◆ PROBLEM TO SOLVE:
Report every line below that holds the word "title".

◆ RECORDS:
──────────────────────────────

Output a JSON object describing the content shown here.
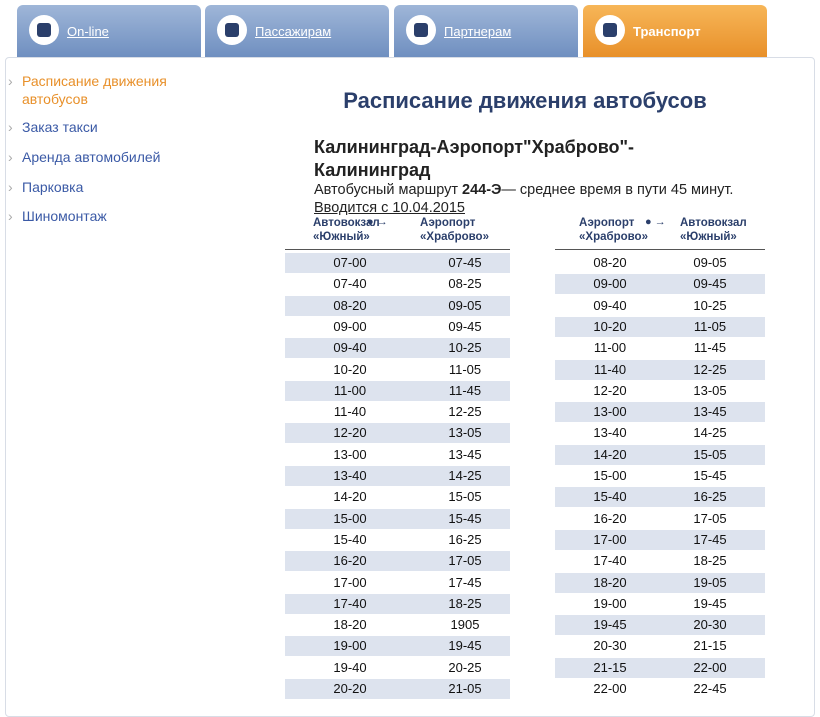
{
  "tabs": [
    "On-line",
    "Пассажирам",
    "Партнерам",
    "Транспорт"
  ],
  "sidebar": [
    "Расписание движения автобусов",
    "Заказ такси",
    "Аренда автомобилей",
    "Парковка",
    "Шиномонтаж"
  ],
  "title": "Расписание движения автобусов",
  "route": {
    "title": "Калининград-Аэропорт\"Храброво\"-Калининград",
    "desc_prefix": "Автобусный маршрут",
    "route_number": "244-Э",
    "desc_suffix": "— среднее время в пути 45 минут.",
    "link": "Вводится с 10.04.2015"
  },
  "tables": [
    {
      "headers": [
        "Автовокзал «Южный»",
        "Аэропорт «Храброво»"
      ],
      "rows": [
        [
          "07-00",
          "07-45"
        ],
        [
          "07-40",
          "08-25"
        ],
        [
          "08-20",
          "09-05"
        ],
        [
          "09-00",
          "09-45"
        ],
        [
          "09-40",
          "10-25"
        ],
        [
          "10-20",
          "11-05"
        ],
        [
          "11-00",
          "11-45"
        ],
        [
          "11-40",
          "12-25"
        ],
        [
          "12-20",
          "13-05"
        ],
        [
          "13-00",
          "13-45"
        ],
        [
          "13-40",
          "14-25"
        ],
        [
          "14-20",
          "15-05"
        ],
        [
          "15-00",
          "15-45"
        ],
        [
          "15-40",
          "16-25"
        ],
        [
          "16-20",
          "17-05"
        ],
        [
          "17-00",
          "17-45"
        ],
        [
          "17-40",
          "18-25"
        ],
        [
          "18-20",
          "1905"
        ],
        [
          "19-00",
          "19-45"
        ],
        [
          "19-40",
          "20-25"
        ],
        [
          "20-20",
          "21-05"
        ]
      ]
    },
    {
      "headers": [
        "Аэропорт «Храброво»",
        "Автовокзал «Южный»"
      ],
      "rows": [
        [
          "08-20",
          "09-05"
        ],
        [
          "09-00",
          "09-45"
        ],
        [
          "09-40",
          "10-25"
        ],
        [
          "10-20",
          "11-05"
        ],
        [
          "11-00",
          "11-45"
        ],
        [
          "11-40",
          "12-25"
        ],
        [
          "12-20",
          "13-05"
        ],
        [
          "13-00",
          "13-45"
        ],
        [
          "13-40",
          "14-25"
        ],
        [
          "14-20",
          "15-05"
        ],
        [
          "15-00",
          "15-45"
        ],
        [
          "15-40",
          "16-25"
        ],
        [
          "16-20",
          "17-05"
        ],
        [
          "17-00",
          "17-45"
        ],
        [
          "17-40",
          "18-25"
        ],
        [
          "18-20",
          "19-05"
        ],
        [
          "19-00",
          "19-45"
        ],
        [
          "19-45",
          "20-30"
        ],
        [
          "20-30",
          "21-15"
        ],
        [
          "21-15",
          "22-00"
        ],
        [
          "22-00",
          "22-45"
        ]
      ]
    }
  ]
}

──────────────────────────────

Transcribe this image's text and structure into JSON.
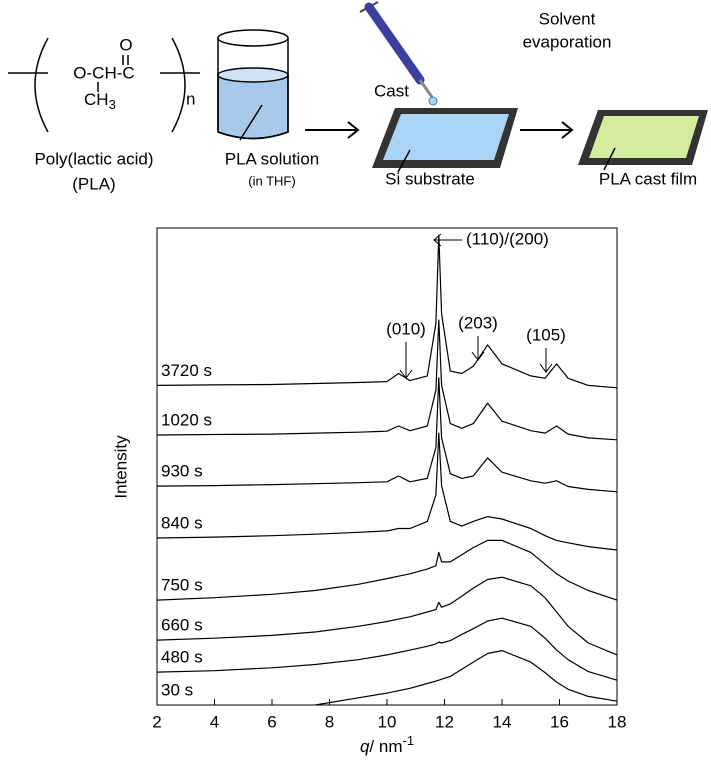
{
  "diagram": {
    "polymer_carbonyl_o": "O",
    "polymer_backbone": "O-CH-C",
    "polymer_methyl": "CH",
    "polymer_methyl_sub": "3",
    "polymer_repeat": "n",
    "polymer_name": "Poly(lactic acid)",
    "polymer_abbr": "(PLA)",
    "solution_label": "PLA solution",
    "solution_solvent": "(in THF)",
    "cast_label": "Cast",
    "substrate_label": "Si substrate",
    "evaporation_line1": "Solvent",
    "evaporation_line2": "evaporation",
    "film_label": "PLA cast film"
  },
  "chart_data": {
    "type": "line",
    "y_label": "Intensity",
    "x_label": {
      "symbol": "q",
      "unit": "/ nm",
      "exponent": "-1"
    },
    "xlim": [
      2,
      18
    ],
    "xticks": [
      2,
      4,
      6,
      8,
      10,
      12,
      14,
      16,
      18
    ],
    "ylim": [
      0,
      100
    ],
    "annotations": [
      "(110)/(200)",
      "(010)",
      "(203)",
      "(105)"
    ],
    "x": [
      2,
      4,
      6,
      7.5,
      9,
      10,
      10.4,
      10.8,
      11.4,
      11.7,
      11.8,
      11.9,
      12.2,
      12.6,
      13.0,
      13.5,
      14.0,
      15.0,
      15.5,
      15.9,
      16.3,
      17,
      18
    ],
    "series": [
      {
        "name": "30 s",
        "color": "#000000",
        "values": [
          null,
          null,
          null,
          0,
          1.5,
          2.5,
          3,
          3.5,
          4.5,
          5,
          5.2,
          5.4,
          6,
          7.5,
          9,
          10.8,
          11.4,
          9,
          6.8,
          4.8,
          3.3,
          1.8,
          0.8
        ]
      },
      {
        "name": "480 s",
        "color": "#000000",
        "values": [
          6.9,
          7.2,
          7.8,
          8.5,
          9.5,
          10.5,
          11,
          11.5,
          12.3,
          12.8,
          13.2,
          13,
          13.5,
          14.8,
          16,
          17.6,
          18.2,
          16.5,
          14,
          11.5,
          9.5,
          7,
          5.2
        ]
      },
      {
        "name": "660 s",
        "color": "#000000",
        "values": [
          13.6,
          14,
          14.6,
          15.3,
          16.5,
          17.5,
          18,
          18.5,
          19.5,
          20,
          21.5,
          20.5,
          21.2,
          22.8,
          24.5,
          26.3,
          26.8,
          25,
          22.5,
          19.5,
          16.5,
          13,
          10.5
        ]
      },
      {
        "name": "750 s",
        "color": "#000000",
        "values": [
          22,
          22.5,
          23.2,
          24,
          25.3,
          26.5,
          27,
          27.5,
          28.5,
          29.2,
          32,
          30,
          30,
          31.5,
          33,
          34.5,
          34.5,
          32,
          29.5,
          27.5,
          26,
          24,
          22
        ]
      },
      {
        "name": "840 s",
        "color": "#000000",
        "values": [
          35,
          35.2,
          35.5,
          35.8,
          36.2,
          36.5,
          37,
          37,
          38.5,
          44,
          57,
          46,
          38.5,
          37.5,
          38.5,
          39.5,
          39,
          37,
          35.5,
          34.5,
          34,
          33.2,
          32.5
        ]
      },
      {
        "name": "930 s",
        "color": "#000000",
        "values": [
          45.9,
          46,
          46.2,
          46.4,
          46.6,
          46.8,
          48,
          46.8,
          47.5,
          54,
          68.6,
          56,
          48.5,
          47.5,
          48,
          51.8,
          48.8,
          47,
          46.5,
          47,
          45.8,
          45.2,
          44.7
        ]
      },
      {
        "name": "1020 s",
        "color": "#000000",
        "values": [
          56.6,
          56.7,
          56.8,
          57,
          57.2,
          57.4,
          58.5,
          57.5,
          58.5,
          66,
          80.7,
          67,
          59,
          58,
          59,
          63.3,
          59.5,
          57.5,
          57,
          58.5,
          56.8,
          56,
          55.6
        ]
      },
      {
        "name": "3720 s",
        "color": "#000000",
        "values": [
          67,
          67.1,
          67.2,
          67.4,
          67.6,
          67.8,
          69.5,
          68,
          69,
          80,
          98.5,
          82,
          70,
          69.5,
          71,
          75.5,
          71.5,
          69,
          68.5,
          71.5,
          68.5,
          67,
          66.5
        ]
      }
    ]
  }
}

──────────────────────────────

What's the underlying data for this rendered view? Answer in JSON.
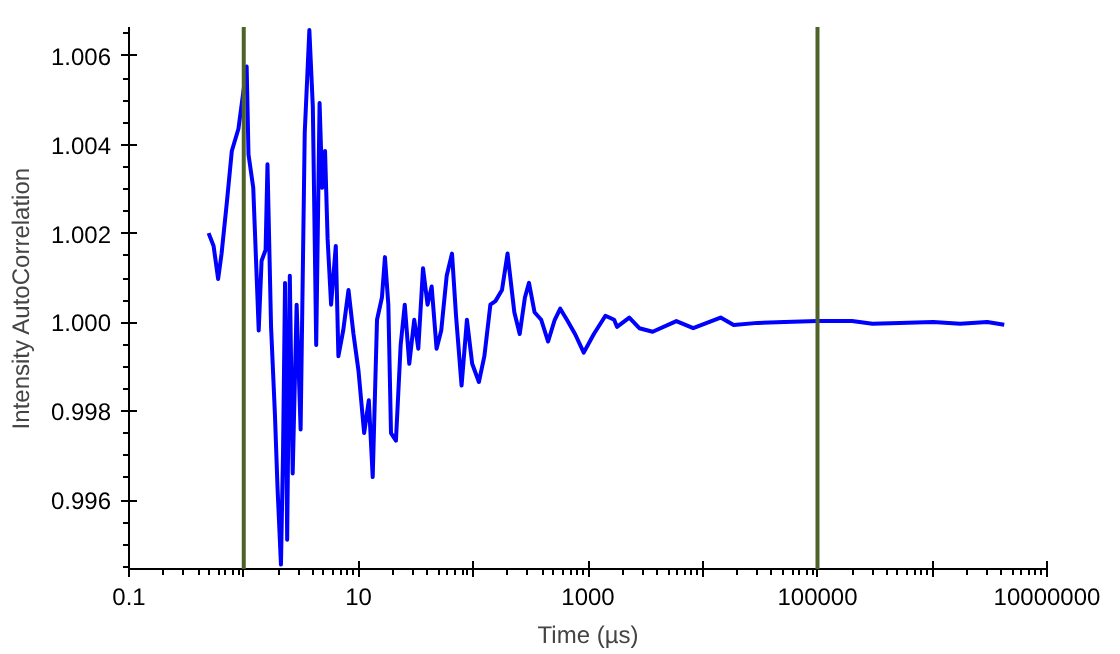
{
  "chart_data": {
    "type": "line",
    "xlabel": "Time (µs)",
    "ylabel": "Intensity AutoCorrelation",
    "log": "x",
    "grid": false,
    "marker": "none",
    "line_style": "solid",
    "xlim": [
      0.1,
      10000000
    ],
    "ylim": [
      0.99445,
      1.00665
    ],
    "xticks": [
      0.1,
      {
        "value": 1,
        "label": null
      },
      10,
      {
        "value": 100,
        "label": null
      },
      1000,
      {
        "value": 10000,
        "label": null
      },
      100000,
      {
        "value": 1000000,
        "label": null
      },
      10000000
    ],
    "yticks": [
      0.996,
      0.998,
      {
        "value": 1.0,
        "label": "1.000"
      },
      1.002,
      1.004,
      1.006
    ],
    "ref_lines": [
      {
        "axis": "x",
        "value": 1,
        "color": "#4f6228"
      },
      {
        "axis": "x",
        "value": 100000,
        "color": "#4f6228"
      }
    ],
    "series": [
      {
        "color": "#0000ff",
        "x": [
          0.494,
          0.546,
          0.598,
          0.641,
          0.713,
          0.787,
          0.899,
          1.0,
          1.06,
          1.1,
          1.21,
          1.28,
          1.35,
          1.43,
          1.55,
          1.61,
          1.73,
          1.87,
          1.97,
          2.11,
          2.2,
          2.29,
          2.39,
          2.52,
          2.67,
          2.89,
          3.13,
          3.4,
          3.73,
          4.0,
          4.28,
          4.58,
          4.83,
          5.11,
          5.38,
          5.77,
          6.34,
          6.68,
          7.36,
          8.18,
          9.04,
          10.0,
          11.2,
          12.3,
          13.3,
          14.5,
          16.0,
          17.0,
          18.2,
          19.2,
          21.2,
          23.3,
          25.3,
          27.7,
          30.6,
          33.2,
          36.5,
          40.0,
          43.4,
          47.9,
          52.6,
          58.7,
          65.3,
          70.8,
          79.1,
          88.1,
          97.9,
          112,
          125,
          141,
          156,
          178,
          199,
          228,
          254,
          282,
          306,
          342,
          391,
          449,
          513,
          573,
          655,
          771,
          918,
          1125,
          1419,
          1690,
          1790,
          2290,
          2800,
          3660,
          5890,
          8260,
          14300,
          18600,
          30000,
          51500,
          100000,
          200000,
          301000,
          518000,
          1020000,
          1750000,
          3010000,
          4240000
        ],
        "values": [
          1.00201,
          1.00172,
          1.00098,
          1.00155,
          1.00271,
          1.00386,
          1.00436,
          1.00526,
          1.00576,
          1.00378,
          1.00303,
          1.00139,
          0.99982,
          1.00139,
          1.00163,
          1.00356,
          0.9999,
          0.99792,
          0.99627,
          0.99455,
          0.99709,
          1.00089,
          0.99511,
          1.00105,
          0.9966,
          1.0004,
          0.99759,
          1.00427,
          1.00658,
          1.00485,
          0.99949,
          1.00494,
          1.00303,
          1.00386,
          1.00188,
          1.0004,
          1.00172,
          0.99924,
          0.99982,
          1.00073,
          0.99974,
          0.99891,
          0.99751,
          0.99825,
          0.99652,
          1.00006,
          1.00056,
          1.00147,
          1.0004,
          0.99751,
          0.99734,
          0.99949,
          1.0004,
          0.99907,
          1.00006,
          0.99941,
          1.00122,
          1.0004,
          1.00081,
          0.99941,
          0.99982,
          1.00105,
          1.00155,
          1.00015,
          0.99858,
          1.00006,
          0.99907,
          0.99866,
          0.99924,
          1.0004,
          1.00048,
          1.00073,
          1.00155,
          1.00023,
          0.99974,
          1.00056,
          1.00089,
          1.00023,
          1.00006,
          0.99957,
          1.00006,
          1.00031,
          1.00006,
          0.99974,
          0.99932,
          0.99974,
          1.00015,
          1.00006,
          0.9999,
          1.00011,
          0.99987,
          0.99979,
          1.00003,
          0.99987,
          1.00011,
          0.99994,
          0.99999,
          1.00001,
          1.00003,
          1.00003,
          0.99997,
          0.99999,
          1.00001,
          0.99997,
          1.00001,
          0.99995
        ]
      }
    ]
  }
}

──────────────────────────────

◆ RESULT OF THE EXERCISE:
  "title": "Расписание движения автобусов",
    "title": "Калининград-Аэропорт\"Храброво\"-Калининград",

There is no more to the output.